» PAGE:

Nous l'avons vu plus haut, l'industrie maritime essaye de « verdir son image », notamment par le biais de la commande de navires respectueux de l'environnement pour des compagnies maritimes telles que Maersk, Wilh Wilhelmsen ou Louis Dreyfus Armateurs. Les exemples ne manquent pas dans ce domaine.

Il n'y a qu'à consulter les sites internet ou les rapports annuels de toutes ces compagnies pour s'en apercevoir : le shipping vert est mis a l'honneur, chacun se voulant plus vert et plus « qualitatif » que son voisin.

En outre, un suivi attentif de la presse spécialisée dans le shipping (Lloyd's List, Tradewinds) vient corroborer ces constatations. Il n'est pas un jour sans qu'un article ou un éditorial aborde la question de la législation NOx/SOx, des solutions pour réduire les émissions de CO2 du secteur ou des actions des compagnies maritimes en faveur de l'environnement.

Cette permanence des thématiques vertes malgré la santé fragile du secteur suite à la crise 2008 et à une surcapacité désormais structurelle montre bien l'importance de la thématique au sein de l'industrie.

Certaines initiatives isolées tendent a s'institutionnaliser progressivement, réunissant armateurs et chargeurs autour de certaines pratiques vertueuses, rendant possible l'émergence d'un « engrenage vert » vers un transport maritime de qualité.

» CONSIGNE: Recopiez le passage de la page sur le transport maritime vert compris entre « Il n'y a qu'à » et « sein de l'industrie. », bornes incluses, en substituant « transport maritime » à « shipping ».

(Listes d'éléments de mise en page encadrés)
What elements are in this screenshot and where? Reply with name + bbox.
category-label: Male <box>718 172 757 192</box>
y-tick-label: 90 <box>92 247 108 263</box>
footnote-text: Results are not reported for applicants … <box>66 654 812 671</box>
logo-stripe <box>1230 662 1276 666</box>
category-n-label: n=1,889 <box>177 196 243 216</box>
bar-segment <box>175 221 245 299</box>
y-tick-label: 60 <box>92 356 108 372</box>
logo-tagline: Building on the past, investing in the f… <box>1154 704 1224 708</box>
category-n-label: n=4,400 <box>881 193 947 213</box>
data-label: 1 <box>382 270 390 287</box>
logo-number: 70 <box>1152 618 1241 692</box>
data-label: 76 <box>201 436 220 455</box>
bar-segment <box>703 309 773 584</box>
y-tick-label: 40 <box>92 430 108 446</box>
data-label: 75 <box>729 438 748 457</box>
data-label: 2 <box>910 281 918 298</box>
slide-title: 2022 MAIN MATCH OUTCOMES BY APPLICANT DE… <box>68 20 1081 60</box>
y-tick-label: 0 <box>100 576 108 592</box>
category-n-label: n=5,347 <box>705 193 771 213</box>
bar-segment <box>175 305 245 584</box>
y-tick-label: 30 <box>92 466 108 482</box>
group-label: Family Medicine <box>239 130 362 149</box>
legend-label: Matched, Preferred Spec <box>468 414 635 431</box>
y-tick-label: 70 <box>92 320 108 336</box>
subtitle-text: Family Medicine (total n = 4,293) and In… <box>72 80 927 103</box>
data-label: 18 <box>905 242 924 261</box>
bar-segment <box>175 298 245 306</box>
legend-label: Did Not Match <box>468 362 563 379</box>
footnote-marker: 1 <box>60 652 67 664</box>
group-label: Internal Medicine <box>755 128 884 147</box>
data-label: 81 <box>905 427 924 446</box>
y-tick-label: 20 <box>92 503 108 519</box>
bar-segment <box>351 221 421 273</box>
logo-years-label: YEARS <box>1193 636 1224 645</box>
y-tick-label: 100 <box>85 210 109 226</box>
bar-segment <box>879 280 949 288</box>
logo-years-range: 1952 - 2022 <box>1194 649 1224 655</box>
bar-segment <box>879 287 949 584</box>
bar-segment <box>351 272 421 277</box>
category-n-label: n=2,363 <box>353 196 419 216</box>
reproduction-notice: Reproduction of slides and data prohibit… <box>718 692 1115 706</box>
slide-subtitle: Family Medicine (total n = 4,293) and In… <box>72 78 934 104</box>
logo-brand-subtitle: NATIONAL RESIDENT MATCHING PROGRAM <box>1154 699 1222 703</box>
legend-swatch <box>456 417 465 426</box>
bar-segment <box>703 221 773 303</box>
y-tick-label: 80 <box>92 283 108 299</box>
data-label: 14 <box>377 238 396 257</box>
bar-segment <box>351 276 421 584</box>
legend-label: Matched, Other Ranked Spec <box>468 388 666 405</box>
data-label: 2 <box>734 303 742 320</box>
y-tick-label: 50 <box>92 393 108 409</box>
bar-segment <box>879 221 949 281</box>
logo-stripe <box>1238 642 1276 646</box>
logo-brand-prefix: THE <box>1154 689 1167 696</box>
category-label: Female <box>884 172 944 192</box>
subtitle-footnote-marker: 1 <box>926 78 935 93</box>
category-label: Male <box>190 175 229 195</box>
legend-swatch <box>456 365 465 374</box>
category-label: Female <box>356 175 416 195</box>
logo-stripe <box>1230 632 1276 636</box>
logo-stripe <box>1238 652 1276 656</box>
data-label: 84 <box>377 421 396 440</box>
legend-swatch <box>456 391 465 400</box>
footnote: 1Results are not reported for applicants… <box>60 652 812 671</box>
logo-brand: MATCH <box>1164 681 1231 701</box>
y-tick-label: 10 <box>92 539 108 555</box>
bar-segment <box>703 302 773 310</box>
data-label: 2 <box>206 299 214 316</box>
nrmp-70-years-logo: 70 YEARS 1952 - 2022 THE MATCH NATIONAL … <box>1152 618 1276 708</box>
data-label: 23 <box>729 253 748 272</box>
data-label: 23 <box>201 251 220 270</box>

» RÉPONSE ATTENDUE:
Il n'y a qu'à consulter les sites internet ou les rapports annuels de toutes ces compagnies pour s'en apercevoir : le transport maritime vert est mis a l'honneur, chacun se voulant plus vert et plus « qualitatif » que son voisin.

En outre, un suivi attentif de la presse spécialisée dans le transport maritime (Lloyd's List, Tradewinds) vient corroborer ces constatations. Il n'est pas un jour sans qu'un article ou un éditorial aborde la question de la législation NOx/SOx, des solutions pour réduire les émissions de CO2 du secteur ou des actions des compagnies maritimes en faveur de l'environnement.

Cette permanence des thématiques vertes malgré la santé fragile du secteur suite à la crise 2008 et à une surcapacité désormais structurelle montre bien l'importance de la thématique au sein de l'industrie.